*Stated task*:
Only lines holding the word "JSON" should be copied from the material.

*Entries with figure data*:
────────────────
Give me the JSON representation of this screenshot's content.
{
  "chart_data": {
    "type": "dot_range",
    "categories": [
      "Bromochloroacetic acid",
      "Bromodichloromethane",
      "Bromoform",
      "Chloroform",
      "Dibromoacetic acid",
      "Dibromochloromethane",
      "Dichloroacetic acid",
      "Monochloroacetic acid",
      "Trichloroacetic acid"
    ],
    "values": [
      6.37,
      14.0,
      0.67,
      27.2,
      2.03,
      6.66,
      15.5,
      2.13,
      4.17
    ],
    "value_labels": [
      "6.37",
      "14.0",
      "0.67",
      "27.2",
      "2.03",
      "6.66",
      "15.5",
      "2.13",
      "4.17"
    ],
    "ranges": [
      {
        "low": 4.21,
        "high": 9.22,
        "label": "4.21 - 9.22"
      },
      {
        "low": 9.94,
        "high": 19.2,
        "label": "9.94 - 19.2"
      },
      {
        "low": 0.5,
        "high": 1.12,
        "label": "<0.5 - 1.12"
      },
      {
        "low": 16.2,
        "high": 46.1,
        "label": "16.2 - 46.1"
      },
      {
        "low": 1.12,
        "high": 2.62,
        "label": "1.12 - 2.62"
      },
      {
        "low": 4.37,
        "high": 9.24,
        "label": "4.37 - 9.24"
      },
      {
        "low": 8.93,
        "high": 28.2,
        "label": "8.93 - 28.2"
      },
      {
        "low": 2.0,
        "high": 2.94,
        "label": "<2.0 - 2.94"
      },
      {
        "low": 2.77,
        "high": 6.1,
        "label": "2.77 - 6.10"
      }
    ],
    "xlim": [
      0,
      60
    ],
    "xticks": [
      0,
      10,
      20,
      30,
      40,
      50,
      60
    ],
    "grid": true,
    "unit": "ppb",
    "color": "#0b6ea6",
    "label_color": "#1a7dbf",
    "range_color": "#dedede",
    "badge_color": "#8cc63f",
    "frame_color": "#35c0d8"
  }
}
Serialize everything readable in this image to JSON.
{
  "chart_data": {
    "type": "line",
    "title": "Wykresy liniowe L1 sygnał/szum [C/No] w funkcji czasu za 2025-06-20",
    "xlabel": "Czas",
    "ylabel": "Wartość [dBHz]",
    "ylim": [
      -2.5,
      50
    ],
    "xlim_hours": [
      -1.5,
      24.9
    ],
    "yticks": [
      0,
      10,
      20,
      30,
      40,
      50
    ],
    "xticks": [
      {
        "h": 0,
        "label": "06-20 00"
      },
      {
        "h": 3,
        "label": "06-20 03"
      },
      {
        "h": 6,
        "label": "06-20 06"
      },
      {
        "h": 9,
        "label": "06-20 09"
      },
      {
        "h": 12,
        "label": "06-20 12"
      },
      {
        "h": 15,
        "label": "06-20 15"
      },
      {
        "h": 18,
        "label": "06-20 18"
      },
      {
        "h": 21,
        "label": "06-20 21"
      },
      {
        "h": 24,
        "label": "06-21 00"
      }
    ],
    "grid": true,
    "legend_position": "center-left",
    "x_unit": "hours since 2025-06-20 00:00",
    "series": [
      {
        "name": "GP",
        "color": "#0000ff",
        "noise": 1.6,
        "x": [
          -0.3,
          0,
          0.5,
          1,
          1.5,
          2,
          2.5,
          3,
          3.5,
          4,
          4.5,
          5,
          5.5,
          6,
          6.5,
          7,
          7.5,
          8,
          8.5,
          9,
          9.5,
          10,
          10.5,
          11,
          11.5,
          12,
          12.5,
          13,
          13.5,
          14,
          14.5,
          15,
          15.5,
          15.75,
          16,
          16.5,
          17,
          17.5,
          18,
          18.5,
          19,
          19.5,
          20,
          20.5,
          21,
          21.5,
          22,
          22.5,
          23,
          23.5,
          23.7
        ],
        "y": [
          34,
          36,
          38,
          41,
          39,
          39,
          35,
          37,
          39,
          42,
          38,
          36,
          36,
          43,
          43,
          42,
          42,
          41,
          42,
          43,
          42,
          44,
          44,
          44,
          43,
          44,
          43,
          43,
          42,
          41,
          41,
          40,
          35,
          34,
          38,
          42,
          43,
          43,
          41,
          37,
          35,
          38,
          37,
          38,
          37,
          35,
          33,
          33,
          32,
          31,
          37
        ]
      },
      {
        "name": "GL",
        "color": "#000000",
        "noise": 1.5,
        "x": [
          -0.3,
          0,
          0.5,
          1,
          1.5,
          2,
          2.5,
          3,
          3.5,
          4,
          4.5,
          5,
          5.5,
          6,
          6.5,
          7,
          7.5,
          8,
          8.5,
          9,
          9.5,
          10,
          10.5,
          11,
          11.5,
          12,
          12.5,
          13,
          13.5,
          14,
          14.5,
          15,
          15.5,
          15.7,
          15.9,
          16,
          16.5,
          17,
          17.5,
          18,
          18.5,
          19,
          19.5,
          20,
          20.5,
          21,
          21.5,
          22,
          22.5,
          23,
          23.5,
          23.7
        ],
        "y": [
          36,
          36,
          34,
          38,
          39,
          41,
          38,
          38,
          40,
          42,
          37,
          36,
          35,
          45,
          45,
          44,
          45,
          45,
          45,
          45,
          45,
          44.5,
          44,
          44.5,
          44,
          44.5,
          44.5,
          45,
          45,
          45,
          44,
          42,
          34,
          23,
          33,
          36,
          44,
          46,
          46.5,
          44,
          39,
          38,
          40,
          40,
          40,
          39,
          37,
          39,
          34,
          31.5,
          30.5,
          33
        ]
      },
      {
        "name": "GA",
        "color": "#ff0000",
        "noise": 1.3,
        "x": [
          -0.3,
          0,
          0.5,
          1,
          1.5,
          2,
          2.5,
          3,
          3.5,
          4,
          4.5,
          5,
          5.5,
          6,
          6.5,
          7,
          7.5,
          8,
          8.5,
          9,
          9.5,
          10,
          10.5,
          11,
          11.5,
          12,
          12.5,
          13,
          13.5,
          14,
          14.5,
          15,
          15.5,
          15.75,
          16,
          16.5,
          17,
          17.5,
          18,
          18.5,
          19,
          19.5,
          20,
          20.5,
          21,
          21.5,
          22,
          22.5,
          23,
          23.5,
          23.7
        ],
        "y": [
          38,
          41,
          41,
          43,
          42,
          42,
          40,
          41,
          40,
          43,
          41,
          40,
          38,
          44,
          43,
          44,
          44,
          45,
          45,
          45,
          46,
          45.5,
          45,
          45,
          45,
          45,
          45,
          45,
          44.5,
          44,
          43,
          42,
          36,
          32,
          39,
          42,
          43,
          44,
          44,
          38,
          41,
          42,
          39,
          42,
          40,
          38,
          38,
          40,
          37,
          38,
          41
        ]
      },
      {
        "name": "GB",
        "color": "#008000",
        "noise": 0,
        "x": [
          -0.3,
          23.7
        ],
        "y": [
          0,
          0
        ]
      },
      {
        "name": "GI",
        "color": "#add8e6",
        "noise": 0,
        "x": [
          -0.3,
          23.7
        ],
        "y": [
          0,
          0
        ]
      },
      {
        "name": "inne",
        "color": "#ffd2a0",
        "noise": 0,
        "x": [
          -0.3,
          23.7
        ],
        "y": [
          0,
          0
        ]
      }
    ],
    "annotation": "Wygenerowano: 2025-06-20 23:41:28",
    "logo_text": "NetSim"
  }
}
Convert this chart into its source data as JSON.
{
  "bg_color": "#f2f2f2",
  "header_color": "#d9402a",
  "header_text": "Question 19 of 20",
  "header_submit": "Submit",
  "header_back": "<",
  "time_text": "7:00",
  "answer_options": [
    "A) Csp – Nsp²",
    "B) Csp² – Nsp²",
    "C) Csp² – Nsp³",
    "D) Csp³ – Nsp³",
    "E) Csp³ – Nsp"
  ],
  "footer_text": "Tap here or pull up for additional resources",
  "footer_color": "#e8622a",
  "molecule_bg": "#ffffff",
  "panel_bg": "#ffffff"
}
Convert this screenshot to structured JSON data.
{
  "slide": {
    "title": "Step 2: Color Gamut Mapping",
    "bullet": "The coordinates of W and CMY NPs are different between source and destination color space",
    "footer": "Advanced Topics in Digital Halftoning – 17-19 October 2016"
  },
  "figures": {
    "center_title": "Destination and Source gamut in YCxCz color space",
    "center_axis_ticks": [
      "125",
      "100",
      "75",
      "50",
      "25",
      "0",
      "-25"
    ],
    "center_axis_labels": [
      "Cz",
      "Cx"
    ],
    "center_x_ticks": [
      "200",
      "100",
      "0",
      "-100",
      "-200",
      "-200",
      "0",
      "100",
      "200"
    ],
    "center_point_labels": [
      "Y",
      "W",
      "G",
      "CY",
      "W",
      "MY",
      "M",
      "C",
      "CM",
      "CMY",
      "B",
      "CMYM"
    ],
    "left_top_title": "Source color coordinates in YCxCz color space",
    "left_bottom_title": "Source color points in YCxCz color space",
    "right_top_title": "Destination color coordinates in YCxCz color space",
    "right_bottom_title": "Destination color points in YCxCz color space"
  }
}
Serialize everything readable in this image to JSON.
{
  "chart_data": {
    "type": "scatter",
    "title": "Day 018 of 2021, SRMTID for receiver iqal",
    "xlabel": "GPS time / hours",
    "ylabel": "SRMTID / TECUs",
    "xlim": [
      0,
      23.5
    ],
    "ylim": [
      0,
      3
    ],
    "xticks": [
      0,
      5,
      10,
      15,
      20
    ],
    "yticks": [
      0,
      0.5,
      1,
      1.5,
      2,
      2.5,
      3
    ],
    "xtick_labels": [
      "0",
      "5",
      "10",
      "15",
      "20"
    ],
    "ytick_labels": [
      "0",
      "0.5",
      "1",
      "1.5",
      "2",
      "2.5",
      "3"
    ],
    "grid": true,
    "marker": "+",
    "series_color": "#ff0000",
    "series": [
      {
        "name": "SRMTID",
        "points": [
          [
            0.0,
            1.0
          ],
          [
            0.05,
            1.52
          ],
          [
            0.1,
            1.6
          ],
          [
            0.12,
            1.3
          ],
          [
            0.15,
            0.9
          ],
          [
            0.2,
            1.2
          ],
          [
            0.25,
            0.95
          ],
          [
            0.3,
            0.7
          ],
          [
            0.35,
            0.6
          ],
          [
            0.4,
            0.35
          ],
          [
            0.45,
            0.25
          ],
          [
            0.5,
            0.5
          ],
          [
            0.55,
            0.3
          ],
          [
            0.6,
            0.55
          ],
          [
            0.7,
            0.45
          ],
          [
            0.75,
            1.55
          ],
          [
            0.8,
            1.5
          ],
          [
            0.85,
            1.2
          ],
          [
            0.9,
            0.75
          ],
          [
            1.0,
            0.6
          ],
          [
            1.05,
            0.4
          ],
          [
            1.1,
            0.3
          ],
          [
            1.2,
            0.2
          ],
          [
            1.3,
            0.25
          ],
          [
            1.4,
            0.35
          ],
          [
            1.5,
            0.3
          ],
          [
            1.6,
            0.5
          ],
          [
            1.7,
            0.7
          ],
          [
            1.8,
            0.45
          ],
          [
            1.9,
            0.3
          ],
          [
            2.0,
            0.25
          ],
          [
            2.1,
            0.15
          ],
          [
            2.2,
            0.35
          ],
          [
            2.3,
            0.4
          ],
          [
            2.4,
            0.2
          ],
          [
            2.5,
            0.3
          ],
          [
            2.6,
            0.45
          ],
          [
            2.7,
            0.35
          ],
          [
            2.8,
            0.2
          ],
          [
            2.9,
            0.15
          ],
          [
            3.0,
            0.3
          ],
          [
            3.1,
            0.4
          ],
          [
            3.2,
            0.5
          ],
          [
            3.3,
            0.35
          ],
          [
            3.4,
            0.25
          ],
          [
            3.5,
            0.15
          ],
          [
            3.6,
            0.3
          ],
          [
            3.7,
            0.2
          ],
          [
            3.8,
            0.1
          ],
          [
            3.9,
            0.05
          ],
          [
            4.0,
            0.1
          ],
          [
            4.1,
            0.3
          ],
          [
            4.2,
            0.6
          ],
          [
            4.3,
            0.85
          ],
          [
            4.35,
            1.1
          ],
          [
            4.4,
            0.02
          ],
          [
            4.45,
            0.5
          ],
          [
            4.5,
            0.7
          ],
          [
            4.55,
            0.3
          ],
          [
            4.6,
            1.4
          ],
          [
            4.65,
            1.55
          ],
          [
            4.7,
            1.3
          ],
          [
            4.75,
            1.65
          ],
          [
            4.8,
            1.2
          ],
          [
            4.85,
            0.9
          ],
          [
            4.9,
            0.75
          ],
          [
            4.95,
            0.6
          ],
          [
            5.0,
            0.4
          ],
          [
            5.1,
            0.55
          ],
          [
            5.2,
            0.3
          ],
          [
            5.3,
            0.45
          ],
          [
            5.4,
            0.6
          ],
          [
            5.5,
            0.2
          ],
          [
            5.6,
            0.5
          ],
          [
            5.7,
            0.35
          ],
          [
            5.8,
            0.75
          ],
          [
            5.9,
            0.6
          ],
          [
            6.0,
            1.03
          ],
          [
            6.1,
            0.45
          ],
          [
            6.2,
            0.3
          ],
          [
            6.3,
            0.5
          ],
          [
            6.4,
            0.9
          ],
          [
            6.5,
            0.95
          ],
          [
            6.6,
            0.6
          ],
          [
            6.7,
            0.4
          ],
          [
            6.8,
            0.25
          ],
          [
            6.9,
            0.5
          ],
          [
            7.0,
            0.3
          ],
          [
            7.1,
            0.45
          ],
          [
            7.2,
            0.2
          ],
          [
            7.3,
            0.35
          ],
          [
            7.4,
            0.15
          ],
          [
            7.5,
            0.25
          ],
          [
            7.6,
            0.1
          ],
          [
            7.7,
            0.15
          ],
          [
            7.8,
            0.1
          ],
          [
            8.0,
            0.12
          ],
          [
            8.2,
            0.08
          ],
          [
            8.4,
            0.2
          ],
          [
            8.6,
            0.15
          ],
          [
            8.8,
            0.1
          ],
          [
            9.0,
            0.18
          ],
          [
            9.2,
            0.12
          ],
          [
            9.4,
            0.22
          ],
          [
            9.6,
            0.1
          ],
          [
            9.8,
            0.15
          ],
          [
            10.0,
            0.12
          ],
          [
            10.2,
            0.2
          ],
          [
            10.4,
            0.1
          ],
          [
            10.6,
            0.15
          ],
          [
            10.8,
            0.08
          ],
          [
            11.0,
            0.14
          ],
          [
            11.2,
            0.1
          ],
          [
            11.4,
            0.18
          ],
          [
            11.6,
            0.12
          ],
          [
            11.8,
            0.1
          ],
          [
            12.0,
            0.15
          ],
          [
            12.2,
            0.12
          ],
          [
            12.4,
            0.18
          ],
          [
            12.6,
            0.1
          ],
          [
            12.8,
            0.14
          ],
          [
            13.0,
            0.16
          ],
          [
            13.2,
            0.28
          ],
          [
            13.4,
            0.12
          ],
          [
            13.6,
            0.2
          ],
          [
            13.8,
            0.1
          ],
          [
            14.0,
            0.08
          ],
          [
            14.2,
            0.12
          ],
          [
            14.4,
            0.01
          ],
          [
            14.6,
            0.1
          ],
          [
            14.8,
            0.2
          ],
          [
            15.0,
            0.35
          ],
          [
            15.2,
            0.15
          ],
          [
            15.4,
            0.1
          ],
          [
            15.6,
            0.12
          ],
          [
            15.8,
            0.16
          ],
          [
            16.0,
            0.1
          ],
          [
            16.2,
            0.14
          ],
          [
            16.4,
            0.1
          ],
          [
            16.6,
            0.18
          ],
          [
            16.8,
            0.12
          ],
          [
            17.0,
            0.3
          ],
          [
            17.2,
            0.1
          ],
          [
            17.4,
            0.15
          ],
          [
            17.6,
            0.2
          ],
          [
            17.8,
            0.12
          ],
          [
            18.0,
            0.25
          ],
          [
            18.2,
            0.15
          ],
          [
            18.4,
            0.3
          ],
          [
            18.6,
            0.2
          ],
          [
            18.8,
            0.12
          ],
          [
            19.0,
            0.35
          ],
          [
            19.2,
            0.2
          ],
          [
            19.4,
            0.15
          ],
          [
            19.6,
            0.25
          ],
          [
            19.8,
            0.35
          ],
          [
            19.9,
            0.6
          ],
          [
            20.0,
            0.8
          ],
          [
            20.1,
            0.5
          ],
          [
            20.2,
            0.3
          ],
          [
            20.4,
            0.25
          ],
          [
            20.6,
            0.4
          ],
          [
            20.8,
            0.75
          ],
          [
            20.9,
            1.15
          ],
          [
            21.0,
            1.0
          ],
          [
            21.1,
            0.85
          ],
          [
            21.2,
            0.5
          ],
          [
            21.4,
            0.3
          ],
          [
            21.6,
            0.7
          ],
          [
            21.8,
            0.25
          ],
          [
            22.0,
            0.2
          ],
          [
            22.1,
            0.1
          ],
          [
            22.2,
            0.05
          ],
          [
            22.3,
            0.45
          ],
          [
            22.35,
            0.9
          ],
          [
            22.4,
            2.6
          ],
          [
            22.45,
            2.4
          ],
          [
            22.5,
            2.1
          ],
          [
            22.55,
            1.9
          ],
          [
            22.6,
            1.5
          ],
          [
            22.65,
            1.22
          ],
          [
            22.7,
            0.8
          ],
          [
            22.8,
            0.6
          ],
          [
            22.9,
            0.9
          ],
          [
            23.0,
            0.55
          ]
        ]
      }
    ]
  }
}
────────────────
*Exercise result*:
Give me the JSON representation of this screenshot's content.
Serialize everything readable in this image to JSON.
Convert this chart into its source data as JSON.
Convert this screenshot to structured JSON data.
Serialize everything readable in this image to JSON.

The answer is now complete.